* _Requirement_
Check every line for the word "message" and give the number of lines where it occurs, nothing else.

* _Given records_

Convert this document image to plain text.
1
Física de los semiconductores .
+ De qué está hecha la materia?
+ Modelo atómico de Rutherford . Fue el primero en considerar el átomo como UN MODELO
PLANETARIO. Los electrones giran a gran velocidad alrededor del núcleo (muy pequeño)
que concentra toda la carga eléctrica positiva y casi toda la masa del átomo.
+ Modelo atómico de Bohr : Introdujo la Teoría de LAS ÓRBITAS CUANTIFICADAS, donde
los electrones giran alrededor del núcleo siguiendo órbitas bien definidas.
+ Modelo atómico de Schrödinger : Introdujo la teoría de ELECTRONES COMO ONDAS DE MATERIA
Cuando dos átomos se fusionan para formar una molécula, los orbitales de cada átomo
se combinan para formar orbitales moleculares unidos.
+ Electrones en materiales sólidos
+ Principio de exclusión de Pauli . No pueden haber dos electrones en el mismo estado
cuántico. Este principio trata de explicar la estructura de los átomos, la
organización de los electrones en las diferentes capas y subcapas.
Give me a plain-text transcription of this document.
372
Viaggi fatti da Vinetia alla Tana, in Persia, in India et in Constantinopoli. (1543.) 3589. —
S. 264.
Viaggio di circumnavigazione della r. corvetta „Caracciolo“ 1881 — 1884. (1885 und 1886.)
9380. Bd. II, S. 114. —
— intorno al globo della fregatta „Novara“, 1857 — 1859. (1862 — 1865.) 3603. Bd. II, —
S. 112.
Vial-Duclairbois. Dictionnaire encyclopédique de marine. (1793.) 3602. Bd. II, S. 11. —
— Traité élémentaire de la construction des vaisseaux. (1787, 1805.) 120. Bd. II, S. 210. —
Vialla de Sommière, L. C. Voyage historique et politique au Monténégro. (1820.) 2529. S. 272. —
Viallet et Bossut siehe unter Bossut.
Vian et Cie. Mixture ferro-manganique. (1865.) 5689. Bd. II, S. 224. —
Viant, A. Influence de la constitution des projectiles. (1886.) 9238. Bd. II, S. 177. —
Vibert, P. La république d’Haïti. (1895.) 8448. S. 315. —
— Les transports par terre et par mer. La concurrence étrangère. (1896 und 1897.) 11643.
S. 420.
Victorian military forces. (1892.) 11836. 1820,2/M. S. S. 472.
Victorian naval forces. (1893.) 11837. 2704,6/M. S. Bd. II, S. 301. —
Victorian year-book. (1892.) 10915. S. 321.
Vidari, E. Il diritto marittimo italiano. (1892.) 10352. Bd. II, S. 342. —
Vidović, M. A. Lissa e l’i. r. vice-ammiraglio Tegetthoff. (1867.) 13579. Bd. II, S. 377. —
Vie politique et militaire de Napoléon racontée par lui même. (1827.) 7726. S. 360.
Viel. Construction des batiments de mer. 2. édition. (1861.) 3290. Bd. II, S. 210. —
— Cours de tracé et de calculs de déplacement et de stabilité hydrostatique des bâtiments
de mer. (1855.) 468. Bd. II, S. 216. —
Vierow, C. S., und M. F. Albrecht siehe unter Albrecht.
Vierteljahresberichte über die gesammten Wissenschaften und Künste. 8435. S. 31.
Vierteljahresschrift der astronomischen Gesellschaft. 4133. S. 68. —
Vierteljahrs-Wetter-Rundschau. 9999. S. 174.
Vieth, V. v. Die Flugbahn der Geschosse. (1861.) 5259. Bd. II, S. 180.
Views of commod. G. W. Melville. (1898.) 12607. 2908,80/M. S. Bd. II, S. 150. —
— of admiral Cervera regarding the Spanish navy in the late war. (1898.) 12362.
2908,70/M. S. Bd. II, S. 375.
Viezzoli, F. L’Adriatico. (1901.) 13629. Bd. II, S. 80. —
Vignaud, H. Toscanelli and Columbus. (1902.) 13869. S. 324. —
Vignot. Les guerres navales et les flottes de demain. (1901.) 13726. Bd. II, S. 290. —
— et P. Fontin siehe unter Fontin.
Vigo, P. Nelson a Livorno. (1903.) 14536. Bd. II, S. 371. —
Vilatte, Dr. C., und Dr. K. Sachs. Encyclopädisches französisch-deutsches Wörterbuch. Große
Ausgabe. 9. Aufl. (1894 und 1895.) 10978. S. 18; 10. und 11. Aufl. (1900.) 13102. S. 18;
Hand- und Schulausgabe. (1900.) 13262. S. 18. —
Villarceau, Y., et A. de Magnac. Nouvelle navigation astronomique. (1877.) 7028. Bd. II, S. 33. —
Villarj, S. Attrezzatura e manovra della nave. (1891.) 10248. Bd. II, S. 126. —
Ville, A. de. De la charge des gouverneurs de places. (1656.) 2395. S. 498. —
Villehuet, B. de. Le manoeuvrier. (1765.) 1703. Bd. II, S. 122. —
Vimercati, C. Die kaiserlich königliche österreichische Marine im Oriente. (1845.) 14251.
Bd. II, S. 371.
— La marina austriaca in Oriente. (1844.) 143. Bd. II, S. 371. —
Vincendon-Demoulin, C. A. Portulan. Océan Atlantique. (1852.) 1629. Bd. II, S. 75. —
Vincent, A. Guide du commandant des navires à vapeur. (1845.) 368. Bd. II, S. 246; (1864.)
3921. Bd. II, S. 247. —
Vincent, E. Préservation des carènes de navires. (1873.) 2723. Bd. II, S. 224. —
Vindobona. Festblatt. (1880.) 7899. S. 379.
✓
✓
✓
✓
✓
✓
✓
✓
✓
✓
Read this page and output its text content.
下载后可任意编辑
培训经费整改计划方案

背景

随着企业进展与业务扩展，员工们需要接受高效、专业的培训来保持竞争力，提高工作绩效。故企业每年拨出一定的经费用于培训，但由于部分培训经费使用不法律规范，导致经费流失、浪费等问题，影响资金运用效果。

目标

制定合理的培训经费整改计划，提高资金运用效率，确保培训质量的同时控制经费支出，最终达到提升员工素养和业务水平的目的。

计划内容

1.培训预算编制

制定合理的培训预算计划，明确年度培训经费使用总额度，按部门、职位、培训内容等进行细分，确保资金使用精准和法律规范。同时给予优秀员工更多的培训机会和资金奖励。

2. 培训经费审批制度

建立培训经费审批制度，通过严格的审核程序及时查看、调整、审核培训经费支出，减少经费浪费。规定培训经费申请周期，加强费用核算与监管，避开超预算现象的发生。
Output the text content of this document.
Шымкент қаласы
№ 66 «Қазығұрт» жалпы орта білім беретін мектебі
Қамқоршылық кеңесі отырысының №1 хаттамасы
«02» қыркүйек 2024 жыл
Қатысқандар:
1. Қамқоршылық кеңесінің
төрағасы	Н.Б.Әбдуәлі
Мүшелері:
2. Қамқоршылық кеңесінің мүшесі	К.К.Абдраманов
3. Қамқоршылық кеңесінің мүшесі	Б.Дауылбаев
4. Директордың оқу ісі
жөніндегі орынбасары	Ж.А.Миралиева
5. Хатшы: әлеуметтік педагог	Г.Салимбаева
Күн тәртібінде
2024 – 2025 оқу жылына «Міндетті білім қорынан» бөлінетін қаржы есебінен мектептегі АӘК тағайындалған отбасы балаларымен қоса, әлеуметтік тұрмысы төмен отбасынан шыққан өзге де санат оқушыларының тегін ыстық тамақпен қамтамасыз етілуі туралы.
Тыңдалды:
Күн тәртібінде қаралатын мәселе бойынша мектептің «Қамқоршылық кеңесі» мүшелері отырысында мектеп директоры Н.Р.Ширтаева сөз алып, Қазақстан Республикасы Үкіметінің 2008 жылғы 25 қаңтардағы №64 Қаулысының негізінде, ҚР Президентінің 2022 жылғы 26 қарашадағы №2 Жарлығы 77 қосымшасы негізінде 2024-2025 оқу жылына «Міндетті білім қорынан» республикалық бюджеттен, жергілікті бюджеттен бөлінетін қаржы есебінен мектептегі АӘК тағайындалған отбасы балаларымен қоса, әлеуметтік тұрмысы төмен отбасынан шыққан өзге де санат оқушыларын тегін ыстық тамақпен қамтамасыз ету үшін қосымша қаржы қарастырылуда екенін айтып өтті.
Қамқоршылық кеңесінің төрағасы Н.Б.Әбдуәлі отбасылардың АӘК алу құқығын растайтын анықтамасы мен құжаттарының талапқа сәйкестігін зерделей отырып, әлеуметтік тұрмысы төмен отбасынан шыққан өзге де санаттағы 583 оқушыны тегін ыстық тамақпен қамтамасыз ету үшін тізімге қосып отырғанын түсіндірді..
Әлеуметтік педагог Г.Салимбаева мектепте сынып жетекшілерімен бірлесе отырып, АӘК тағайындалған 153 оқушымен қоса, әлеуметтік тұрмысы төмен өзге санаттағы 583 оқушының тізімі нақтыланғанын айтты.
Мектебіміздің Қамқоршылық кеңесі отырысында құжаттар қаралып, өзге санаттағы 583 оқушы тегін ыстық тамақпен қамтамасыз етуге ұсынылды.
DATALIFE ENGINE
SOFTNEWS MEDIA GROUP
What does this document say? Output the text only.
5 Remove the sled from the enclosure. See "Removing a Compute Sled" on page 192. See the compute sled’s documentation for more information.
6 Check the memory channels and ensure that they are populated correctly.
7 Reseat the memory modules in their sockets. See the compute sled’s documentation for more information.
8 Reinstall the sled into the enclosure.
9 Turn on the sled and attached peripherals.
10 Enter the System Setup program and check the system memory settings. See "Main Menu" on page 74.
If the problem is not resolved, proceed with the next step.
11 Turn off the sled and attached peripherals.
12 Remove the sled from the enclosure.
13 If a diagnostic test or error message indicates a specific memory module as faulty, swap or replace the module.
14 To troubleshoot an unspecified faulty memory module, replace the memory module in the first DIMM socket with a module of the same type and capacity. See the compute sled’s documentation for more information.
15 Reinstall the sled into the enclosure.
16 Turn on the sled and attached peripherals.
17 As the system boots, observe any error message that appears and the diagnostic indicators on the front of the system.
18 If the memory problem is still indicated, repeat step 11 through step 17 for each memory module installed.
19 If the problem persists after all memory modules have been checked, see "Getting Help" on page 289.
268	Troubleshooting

* _Expected answer_
2